- Material for this task:
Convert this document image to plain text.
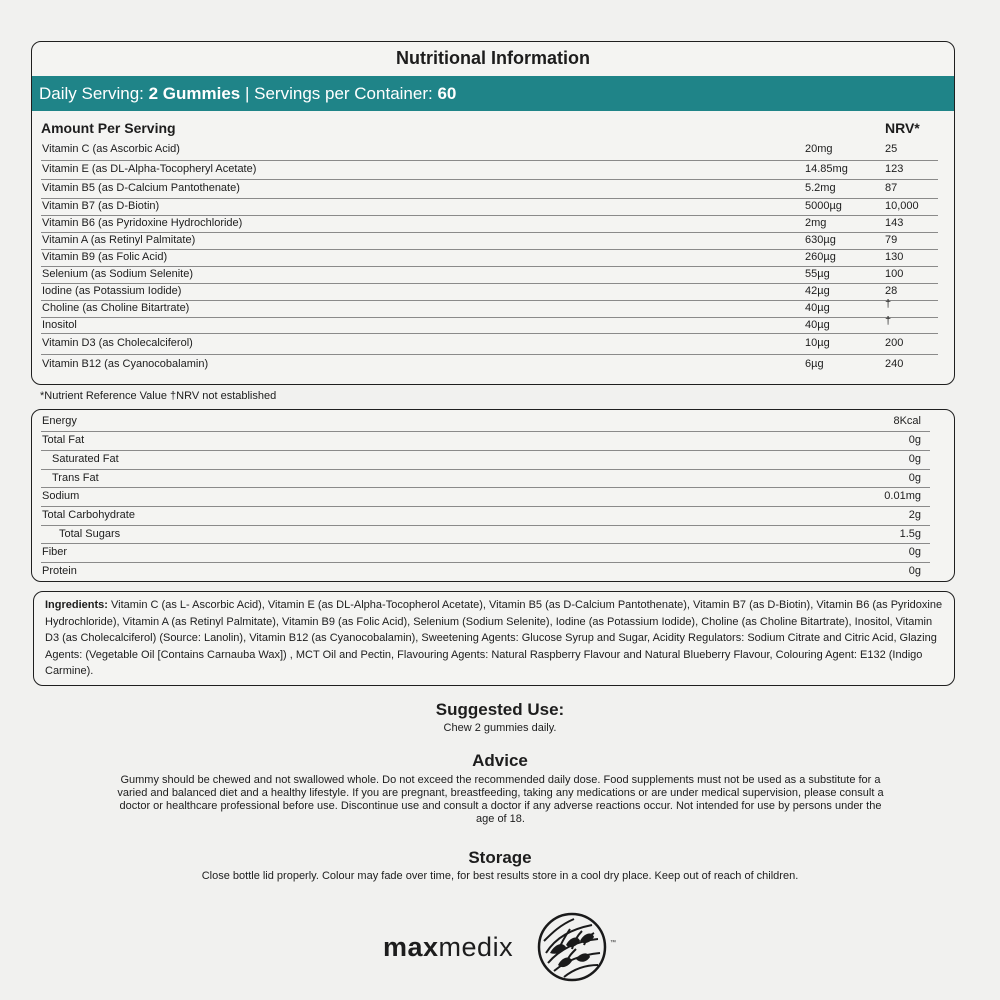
Nutritional Information
Daily Serving: 2 Gummies | Servings per Container: 60
Amount Per Serving	NRV*
Vitamin C (as Ascorbic Acid)	20mg	25
Vitamin E (as DL-Alpha-Tocopheryl Acetate)	14.85mg	123
Vitamin B5 (as D-Calcium Pantothenate)	5.2mg	87
Vitamin B7 (as D-Biotin)	5000µg	10,000
Vitamin B6 (as Pyridoxine Hydrochloride)	2mg	143
Vitamin A (as Retinyl Palmitate)	630µg	79
Vitamin B9 (as Folic Acid)	260µg	130
Selenium (as Sodium Selenite)	55µg	100
Iodine (as Potassium Iodide)	42µg	28
Choline (as Choline Bitartrate)	40µg	†
Inositol	40µg	†
Vitamin D3 (as Cholecalciferol)	10µg	200
Vitamin B12 (as Cyanocobalamin)	6µg	240
*Nutrient Reference Value †NRV not established
Energy	8Kcal
Total Fat	0g
Saturated Fat	0g
Trans Fat	0g
Sodium	0.01mg
Total Carbohydrate	2g
Total Sugars	1.5g
Fiber	0g
Protein	0g
Ingredients: Vitamin C (as L- Ascorbic Acid), Vitamin E (as DL-Alpha-Tocopherol Acetate), Vitamin B5 (as D-Calcium Pantothenate), Vitamin B7 (as D-Biotin), Vitamin B6 (as Pyridoxine Hydrochloride), Vitamin A (as Retinyl Palmitate), Vitamin B9 (as Folic Acid), Selenium (Sodium Selenite), Iodine (as Potassium Iodide), Choline (as Choline Bitartrate), Inositol, Vitamin D3 (as Cholecalciferol) (Source: Lanolin), Vitamin B12 (as Cyanocobalamin), Sweetening Agents: Glucose Syrup and Sugar, Acidity Regulators: Sodium Citrate and Citric Acid, Glazing Agents: (Vegetable Oil [Contains Carnauba Wax]) , MCT Oil and Pectin, Flavouring Agents: Natural Raspberry Flavour and Natural Blueberry Flavour, Colouring Agent: E132 (Indigo Carmine).
Suggested Use:
Chew 2 gummies daily.
Advice
Gummy should be chewed and not swallowed whole. Do not exceed the recommended daily dose. Food supplements must not be used as a substitute for a varied and balanced diet and a healthy lifestyle. If you are pregnant, breastfeeding, taking any medications or are under medical supervision, please consult a doctor or healthcare professional before use. Discontinue use and consult a doctor if any adverse reactions occur. Not intended for use by persons under the age of 18.
Storage
Close bottle lid properly. Colour may fade over time, for best results store in a cool dry place. Keep out of reach of children.
maxmedix	™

- What is being asked:
When you copy the records above, keep every word exact but leave out the pictures.

- Your response:
Convert this document image to plain text.
Nutritional Information
Daily Serving: 2 Gummies | Servings per Container: 60
Amount Per Serving	NRV*
Vitamin C (as Ascorbic Acid)	20mg	25
Vitamin E (as DL-Alpha-Tocopheryl Acetate)	14.85mg	123
Vitamin B5 (as D-Calcium Pantothenate)	5.2mg	87
Vitamin B7 (as D-Biotin)	5000µg	10,000
Vitamin B6 (as Pyridoxine Hydrochloride)	2mg	143
Vitamin A (as Retinyl Palmitate)	630µg	79
Vitamin B9 (as Folic Acid)	260µg	130
Selenium (as Sodium Selenite)	55µg	100
Iodine (as Potassium Iodide)	42µg	28
Choline (as Choline Bitartrate)	40µg	†
Inositol	40µg	†
Vitamin D3 (as Cholecalciferol)	10µg	200
Vitamin B12 (as Cyanocobalamin)	6µg	240
*Nutrient Reference Value †NRV not established
Energy	8Kcal
Total Fat	0g
Saturated Fat	0g
Trans Fat	0g
Sodium	0.01mg
Total Carbohydrate	2g
Total Sugars	1.5g
Fiber	0g
Protein	0g
Ingredients: Vitamin C (as L- Ascorbic Acid), Vitamin E (as DL-Alpha-Tocopherol Acetate), Vitamin B5 (as D-Calcium Pantothenate), Vitamin B7 (as D-Biotin), Vitamin B6 (as Pyridoxine Hydrochloride), Vitamin A (as Retinyl Palmitate), Vitamin B9 (as Folic Acid), Selenium (Sodium Selenite), Iodine (as Potassium Iodide), Choline (as Choline Bitartrate), Inositol, Vitamin D3 (as Cholecalciferol) (Source: Lanolin), Vitamin B12 (as Cyanocobalamin), Sweetening Agents: Glucose Syrup and Sugar, Acidity Regulators: Sodium Citrate and Citric Acid, Glazing Agents: (Vegetable Oil [Contains Carnauba Wax]) , MCT Oil and Pectin, Flavouring Agents: Natural Raspberry Flavour and Natural Blueberry Flavour, Colouring Agent: E132 (Indigo Carmine).
Suggested Use:
Chew 2 gummies daily.
Advice
Gummy should be chewed and not swallowed whole. Do not exceed the recommended daily dose. Food supplements must not be used as a substitute for a varied and balanced diet and a healthy lifestyle. If you are pregnant, breastfeeding, taking any medications or are under medical supervision, please consult a doctor or healthcare professional before use. Discontinue use and consult a doctor if any adverse reactions occur. Not intended for use by persons under the age of 18.
Storage
Close bottle lid properly. Colour may fade over time, for best results store in a cool dry place. Keep out of reach of children.
maxmedix	™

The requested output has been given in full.